Direction: Copy the data from the line containing "Patent image size: (893, 737)." through the line containing "The gear ring 93 is at (657, 413).", inclusive, reproducing each line verbatim.

— start of Task input —

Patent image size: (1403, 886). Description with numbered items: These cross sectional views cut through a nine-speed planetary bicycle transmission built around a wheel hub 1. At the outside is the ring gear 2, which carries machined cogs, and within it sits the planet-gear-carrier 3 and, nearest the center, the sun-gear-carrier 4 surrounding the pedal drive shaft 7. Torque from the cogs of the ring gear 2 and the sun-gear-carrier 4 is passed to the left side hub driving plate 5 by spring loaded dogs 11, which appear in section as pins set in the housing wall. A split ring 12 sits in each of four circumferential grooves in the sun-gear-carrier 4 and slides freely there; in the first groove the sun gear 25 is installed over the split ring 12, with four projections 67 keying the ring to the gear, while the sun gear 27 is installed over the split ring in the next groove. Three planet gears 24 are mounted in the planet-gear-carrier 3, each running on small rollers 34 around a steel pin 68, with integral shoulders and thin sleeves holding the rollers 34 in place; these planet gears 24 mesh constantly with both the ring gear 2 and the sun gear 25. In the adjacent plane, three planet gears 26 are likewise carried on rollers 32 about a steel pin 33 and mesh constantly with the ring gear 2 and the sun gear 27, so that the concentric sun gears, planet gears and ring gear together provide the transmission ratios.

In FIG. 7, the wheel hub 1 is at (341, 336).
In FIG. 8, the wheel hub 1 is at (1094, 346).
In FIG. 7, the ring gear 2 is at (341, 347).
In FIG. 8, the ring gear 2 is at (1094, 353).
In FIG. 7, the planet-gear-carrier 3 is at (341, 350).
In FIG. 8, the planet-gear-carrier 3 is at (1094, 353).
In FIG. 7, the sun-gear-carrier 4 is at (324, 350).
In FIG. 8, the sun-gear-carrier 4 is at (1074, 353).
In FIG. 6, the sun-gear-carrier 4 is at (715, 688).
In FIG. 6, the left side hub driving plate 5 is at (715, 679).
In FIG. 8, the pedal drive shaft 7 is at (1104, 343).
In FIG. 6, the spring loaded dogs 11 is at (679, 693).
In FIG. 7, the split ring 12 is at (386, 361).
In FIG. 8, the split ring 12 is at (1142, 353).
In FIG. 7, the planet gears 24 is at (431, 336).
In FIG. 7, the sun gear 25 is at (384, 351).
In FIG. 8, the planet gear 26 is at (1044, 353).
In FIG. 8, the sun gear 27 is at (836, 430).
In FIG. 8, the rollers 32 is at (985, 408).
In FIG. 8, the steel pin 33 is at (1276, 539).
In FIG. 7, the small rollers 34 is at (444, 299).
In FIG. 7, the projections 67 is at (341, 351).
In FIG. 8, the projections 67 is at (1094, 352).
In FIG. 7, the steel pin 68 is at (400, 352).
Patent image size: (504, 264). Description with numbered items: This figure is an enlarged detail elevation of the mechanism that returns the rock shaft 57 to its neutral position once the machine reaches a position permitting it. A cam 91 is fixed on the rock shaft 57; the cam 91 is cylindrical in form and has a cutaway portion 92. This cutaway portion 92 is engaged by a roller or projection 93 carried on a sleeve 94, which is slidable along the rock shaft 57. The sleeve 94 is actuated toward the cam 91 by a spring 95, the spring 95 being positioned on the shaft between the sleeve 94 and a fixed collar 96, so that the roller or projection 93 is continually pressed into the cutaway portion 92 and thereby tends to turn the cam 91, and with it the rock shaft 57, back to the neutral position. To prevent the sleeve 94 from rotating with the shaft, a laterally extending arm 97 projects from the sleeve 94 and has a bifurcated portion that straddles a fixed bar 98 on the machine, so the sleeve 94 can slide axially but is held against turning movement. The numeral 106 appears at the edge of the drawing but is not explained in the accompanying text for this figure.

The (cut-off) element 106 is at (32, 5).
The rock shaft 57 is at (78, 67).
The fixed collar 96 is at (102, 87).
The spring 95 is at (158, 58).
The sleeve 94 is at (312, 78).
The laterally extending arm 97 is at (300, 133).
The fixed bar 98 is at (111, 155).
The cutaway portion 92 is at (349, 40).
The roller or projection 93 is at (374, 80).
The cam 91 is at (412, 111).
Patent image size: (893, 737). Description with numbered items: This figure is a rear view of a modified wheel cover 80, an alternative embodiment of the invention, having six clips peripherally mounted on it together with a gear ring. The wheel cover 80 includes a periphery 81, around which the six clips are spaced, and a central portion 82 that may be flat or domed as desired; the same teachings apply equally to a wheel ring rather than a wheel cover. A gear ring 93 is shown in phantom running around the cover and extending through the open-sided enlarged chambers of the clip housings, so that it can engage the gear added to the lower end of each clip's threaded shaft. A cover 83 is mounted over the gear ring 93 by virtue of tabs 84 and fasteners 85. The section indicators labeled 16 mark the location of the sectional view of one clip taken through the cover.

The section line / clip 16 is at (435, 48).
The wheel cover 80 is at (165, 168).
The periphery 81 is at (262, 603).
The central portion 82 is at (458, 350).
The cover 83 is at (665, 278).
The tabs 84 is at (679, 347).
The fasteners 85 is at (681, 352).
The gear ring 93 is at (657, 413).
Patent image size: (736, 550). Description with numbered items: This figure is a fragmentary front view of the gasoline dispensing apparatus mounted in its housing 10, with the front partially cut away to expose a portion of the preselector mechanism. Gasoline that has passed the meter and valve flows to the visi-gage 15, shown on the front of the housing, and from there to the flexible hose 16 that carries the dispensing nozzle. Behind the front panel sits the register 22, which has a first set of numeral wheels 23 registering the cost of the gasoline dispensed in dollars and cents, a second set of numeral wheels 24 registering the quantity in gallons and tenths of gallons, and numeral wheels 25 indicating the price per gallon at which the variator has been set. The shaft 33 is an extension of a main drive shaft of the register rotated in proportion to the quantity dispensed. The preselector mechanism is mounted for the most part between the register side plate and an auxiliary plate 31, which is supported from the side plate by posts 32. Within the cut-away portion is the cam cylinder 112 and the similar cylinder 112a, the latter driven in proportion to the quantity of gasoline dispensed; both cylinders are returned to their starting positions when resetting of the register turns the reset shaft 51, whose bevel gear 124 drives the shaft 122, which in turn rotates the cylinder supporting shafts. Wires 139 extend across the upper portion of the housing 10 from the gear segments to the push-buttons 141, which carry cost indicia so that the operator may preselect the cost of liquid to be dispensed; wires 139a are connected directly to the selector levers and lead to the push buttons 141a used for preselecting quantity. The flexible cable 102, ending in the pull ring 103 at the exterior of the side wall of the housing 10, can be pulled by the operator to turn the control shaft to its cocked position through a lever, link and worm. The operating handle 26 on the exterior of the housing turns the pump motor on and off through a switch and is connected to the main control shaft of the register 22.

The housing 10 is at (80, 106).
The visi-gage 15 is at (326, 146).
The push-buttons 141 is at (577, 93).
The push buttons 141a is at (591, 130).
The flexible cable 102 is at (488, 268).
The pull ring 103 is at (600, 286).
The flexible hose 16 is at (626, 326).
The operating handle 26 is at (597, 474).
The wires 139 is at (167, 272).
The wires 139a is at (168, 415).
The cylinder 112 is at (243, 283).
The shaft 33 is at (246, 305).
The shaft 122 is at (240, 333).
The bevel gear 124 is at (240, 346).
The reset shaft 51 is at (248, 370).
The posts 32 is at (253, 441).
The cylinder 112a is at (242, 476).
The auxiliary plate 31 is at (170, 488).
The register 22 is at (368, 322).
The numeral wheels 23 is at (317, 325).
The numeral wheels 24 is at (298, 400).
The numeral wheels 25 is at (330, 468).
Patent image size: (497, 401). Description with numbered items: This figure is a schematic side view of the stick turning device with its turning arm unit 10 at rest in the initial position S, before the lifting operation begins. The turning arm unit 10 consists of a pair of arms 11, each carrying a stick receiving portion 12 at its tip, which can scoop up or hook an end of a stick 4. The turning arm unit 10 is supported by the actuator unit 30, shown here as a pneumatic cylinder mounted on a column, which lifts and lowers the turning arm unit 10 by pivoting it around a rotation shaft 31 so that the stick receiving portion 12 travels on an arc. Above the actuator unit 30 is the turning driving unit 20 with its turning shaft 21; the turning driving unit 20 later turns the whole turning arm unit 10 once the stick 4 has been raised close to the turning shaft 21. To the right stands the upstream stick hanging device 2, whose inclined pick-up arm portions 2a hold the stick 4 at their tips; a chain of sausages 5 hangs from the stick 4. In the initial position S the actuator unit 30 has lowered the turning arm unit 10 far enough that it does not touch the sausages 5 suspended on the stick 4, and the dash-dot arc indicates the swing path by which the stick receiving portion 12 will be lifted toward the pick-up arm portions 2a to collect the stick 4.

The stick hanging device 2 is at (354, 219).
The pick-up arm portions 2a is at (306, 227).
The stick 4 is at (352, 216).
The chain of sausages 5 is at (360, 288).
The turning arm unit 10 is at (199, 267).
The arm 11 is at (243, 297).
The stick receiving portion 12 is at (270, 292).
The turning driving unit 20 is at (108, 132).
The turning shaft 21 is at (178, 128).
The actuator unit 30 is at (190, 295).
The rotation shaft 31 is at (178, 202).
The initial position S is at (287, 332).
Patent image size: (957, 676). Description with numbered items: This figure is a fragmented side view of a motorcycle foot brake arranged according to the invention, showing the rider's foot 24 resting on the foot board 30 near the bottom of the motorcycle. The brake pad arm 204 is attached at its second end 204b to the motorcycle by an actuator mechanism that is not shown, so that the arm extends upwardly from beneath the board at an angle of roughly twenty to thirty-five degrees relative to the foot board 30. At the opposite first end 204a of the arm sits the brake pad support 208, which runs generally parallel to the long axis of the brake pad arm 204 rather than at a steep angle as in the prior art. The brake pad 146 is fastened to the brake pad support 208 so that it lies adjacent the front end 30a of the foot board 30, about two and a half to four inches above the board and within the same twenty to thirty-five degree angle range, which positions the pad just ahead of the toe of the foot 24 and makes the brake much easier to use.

— end of Task input —

Task result:
Patent image size: (893, 737). Description with numbered items: This figure is a rear view of a modified wheel cover 80, an alternative embodiment of the invention, having six clips peripherally mounted on it together with a gear ring. The wheel cover 80 includes a periphery 81, around which the six clips are spaced, and a central portion 82 that may be flat or domed as desired; the same teachings apply equally to a wheel ring rather than a wheel cover. A gear ring 93 is shown in phantom running around the cover and extending through the open-sided enlarged chambers of the clip housings, so that it can engage the gear added to the lower end of each clip's threaded shaft. A cover 83 is mounted over the gear ring 93 by virtue of tabs 84 and fasteners 85. The section indicators labeled 16 mark the location of the sectional view of one clip taken through the cover.

The section line / clip 16 is at (435, 48).
The wheel cover 80 is at (165, 168).
The periphery 81 is at (262, 603).
The central portion 82 is at (458, 350).
The cover 83 is at (665, 278).
The tabs 84 is at (679, 347).
The fasteners 85 is at (681, 352).
The gear ring 93 is at (657, 413).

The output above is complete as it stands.